[Entries with figure data]
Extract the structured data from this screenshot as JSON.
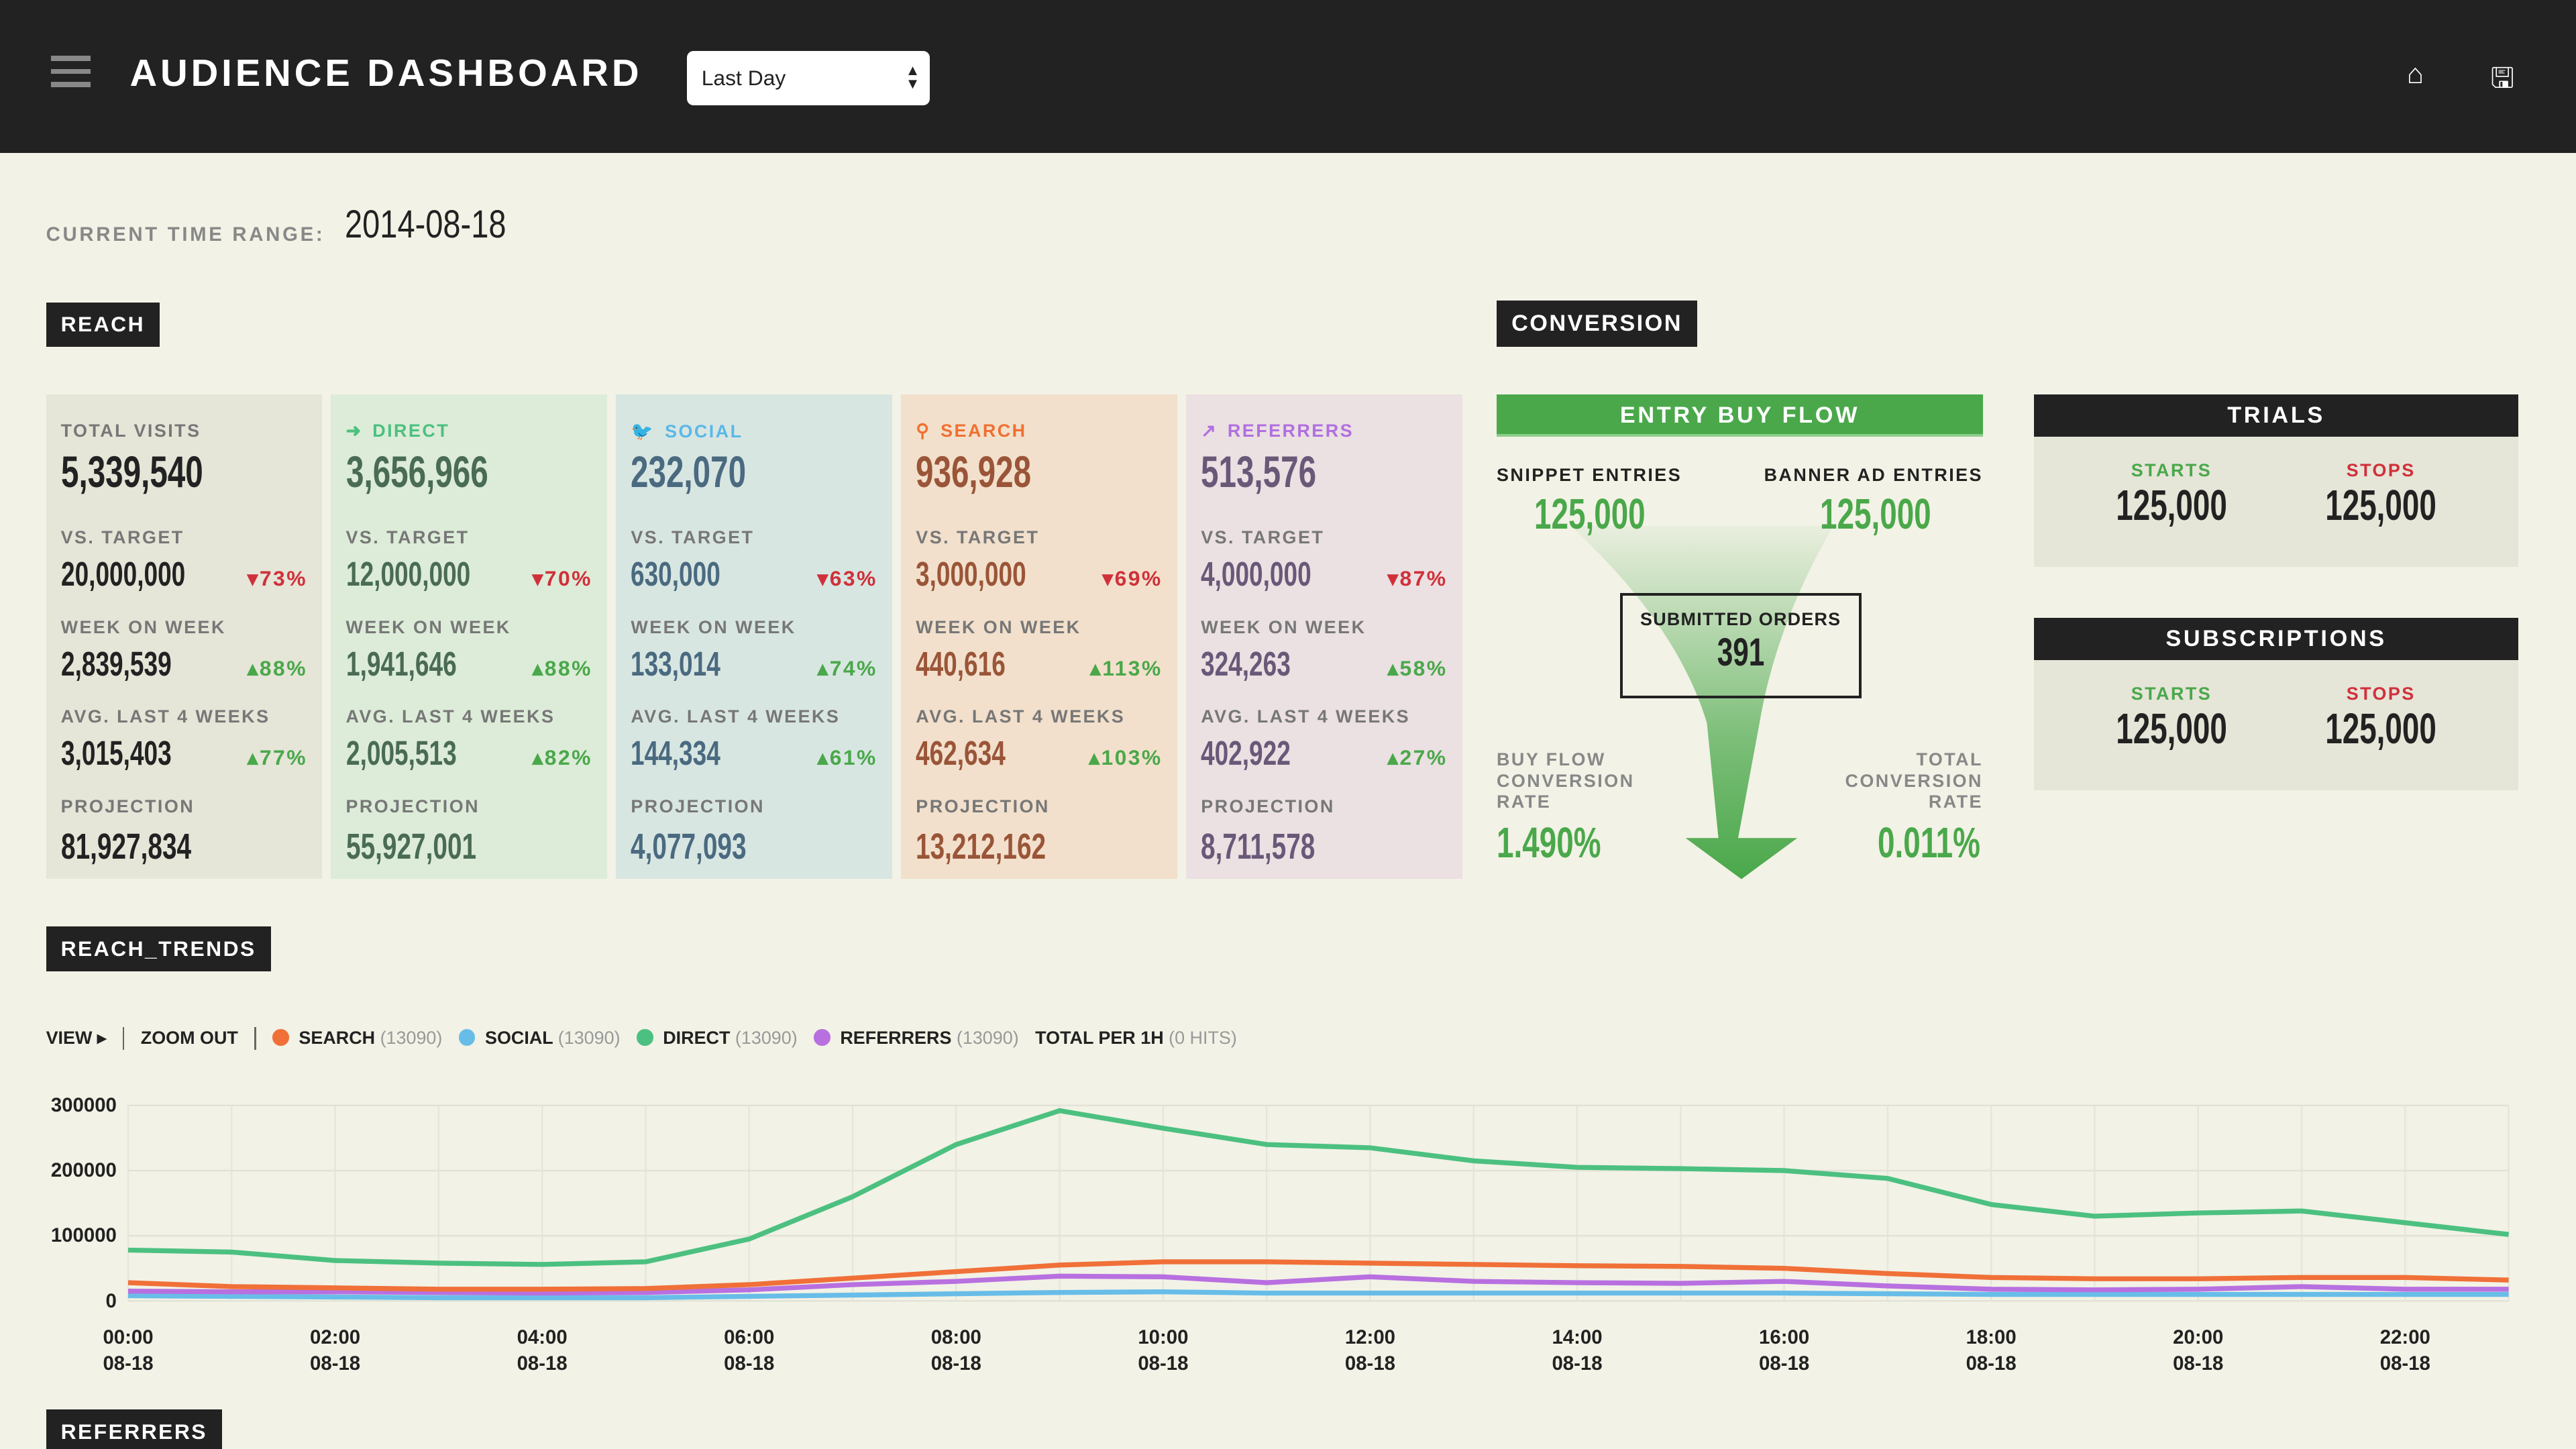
{
  "header": {
    "title": "AUDIENCE DASHBOARD",
    "range_select": "Last Day"
  },
  "time_range": {
    "label": "CURRENT TIME RANGE:",
    "value": "2014-08-18"
  },
  "reach": {
    "title": "REACH",
    "cards": [
      {
        "name": "TOTAL VISITS",
        "icon": "",
        "total": "5,339,540",
        "vs_target": "20,000,000",
        "vs_target_pct": "73%",
        "vs_dir": "down",
        "wow": "2,839,539",
        "wow_pct": "88%",
        "avg4": "3,015,403",
        "avg4_pct": "77%",
        "projection": "81,927,834",
        "bg": "#e5e5d8",
        "color": "#222",
        "labelcolor": "#777"
      },
      {
        "name": "DIRECT",
        "icon": "➜",
        "total": "3,656,966",
        "vs_target": "12,000,000",
        "vs_target_pct": "70%",
        "vs_dir": "down",
        "wow": "1,941,646",
        "wow_pct": "88%",
        "avg4": "2,005,513",
        "avg4_pct": "82%",
        "projection": "55,927,001",
        "bg": "#dcecd8",
        "color": "#4a6b55",
        "labelcolor": "#4cc07f"
      },
      {
        "name": "SOCIAL",
        "icon": "🐦",
        "total": "232,070",
        "vs_target": "630,000",
        "vs_target_pct": "63%",
        "vs_dir": "down",
        "wow": "133,014",
        "wow_pct": "74%",
        "avg4": "144,334",
        "avg4_pct": "61%",
        "projection": "4,077,093",
        "bg": "#d8e6e2",
        "color": "#4a6a80",
        "labelcolor": "#5ab8e8"
      },
      {
        "name": "SEARCH",
        "icon": "⚲",
        "total": "936,928",
        "vs_target": "3,000,000",
        "vs_target_pct": "69%",
        "vs_dir": "down",
        "wow": "440,616",
        "wow_pct": "113%",
        "avg4": "462,634",
        "avg4_pct": "103%",
        "projection": "13,212,162",
        "bg": "#f2e0cc",
        "color": "#9a5538",
        "labelcolor": "#f07030"
      },
      {
        "name": "REFERRERS",
        "icon": "↗",
        "total": "513,576",
        "vs_target": "4,000,000",
        "vs_target_pct": "87%",
        "vs_dir": "down",
        "wow": "324,263",
        "wow_pct": "58%",
        "avg4": "402,922",
        "avg4_pct": "27%",
        "projection": "8,711,578",
        "bg": "#ebe0e2",
        "color": "#6a5878",
        "labelcolor": "#b070e0"
      }
    ],
    "labels": {
      "vs_target": "VS. TARGET",
      "wow": "WEEK ON WEEK",
      "avg4": "AVG. LAST 4 WEEKS",
      "projection": "PROJECTION"
    }
  },
  "conversion": {
    "title": "CONVERSION",
    "entry_buy_flow": "ENTRY BUY FLOW",
    "snippet_label": "SNIPPET ENTRIES",
    "snippet_value": "125,000",
    "banner_label": "BANNER AD ENTRIES",
    "banner_value": "125,000",
    "submitted_label": "SUBMITTED ORDERS",
    "submitted_value": "391",
    "buy_flow_label": "BUY FLOW CONVERSION RATE",
    "buy_flow_value": "1.490%",
    "total_label": "TOTAL CONVERSION RATE",
    "total_value": "0.011%"
  },
  "trials": {
    "title": "TRIALS",
    "starts_label": "STARTS",
    "starts": "125,000",
    "stops_label": "STOPS",
    "stops": "125,000"
  },
  "subscriptions": {
    "title": "SUBSCRIPTIONS",
    "starts_label": "STARTS",
    "starts": "125,000",
    "stops_label": "STOPS",
    "stops": "125,000"
  },
  "reach_trends": {
    "title": "REACH_TRENDS",
    "view": "VIEW ▸",
    "zoom_out": "ZOOM OUT",
    "total_per": "TOTAL PER 1H",
    "total_hits": "(0 HITS)"
  },
  "chart_data": {
    "type": "line",
    "ylim": [
      0,
      300000
    ],
    "yticks": [
      "300000",
      "200000",
      "100000",
      "0"
    ],
    "xticks": [
      "00:00",
      "02:00",
      "04:00",
      "06:00",
      "08:00",
      "10:00",
      "12:00",
      "14:00",
      "16:00",
      "18:00",
      "20:00",
      "22:00"
    ],
    "xdate": "08-18",
    "x": [
      0,
      1,
      2,
      3,
      4,
      5,
      6,
      7,
      8,
      9,
      10,
      11,
      12,
      13,
      14,
      15,
      16,
      17,
      18,
      19,
      20,
      21,
      22,
      23
    ],
    "series": [
      {
        "name": "SEARCH",
        "count": "(13090)",
        "color": "#f07038",
        "values": [
          28000,
          22000,
          20000,
          18000,
          18000,
          19000,
          25000,
          35000,
          45000,
          55000,
          60000,
          60000,
          58000,
          56000,
          54000,
          53000,
          50000,
          42000,
          36000,
          34000,
          34000,
          36000,
          36000,
          32000
        ]
      },
      {
        "name": "SOCIAL",
        "count": "(13090)",
        "color": "#68bde8",
        "values": [
          8000,
          7000,
          6000,
          5000,
          5000,
          5000,
          7000,
          9000,
          11000,
          13000,
          14000,
          12000,
          12000,
          12000,
          12000,
          12000,
          12000,
          11000,
          10000,
          10000,
          10000,
          10000,
          10000,
          10000
        ]
      },
      {
        "name": "DIRECT",
        "count": "(13090)",
        "color": "#4cc080",
        "values": [
          78000,
          75000,
          62000,
          58000,
          56000,
          60000,
          95000,
          160000,
          240000,
          292000,
          265000,
          240000,
          235000,
          215000,
          205000,
          203000,
          200000,
          188000,
          148000,
          130000,
          135000,
          138000,
          120000,
          102000
        ]
      },
      {
        "name": "REFERRERS",
        "count": "(13090)",
        "color": "#b870e0",
        "values": [
          15000,
          14000,
          14000,
          13000,
          12000,
          13000,
          17000,
          25000,
          30000,
          38000,
          37000,
          28000,
          37000,
          30000,
          28000,
          27000,
          30000,
          23000,
          18000,
          17000,
          18000,
          22000,
          18000,
          18000
        ]
      }
    ]
  },
  "referrers_section": {
    "title": "REFERRERS"
  }
}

What is required => Gather each line in the entries above where the string "labelcolor" is found.

Output of the exercise =>
        "labelcolor": "#777"
        "labelcolor": "#4cc07f"
        "labelcolor": "#5ab8e8"
        "labelcolor": "#f07030"
        "labelcolor": "#b070e0"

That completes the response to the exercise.